[BEGIN Supplied records]
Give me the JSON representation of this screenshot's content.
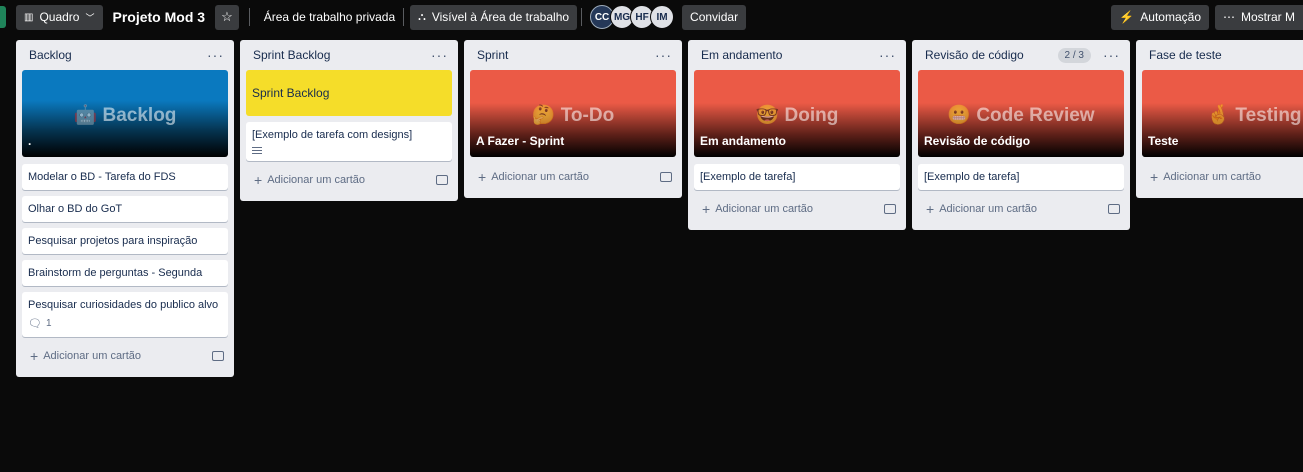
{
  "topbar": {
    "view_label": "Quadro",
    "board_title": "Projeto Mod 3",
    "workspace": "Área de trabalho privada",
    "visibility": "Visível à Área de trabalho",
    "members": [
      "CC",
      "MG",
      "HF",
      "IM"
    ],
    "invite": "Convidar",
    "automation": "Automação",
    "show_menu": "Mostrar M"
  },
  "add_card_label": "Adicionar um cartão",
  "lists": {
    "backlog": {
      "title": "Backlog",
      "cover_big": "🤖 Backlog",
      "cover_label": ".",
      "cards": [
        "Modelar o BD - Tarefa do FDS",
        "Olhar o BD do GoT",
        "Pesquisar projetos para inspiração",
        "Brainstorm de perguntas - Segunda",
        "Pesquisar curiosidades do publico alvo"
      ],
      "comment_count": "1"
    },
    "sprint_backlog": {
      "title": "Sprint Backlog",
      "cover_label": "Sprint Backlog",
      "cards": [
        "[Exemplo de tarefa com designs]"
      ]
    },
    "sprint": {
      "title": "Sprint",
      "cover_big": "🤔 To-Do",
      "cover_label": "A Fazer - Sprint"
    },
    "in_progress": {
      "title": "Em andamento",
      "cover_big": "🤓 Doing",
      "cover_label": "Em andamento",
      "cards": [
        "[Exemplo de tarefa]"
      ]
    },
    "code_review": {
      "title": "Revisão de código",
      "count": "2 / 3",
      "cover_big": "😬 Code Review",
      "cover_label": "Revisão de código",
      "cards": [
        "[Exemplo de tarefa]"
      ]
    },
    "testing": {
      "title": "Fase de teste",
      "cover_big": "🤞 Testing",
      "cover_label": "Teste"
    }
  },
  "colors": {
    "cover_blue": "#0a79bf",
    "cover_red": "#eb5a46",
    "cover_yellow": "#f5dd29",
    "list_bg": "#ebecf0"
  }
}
[END Supplied records]
■ Problem statement
Return all of the entries exactly as written, but drop any pictures they hold.

■ Response to the exercise
Give me the JSON representation of this screenshot's content.
{
  "topbar": {
    "view_label": "Quadro",
    "board_title": "Projeto Mod 3",
    "workspace": "Área de trabalho privada",
    "visibility": "Visível à Área de trabalho",
    "members": [
      "CC",
      "MG",
      "HF",
      "IM"
    ],
    "invite": "Convidar",
    "automation": "Automação",
    "show_menu": "Mostrar M"
  },
  "add_card_label": "Adicionar um cartão",
  "lists": {
    "backlog": {
      "title": "Backlog",
      "cover_big": "🤖 Backlog",
      "cover_label": ".",
      "cards": [
        "Modelar o BD - Tarefa do FDS",
        "Olhar o BD do GoT",
        "Pesquisar projetos para inspiração",
        "Brainstorm de perguntas - Segunda",
        "Pesquisar curiosidades do publico alvo"
      ],
      "comment_count": "1"
    },
    "sprint_backlog": {
      "title": "Sprint Backlog",
      "cover_label": "Sprint Backlog",
      "cards": [
        "[Exemplo de tarefa com designs]"
      ]
    },
    "sprint": {
      "title": "Sprint",
      "cover_big": "🤔 To-Do",
      "cover_label": "A Fazer - Sprint"
    },
    "in_progress": {
      "title": "Em andamento",
      "cover_big": "🤓 Doing",
      "cover_label": "Em andamento",
      "cards": [
        "[Exemplo de tarefa]"
      ]
    },
    "code_review": {
      "title": "Revisão de código",
      "count": "2 / 3",
      "cover_big": "😬 Code Review",
      "cover_label": "Revisão de código",
      "cards": [
        "[Exemplo de tarefa]"
      ]
    },
    "testing": {
      "title": "Fase de teste",
      "cover_big": "🤞 Testing",
      "cover_label": "Teste"
    }
  },
  "colors": {
    "cover_blue": "#0a79bf",
    "cover_red": "#eb5a46",
    "cover_yellow": "#f5dd29",
    "list_bg": "#ebecf0"
  }
}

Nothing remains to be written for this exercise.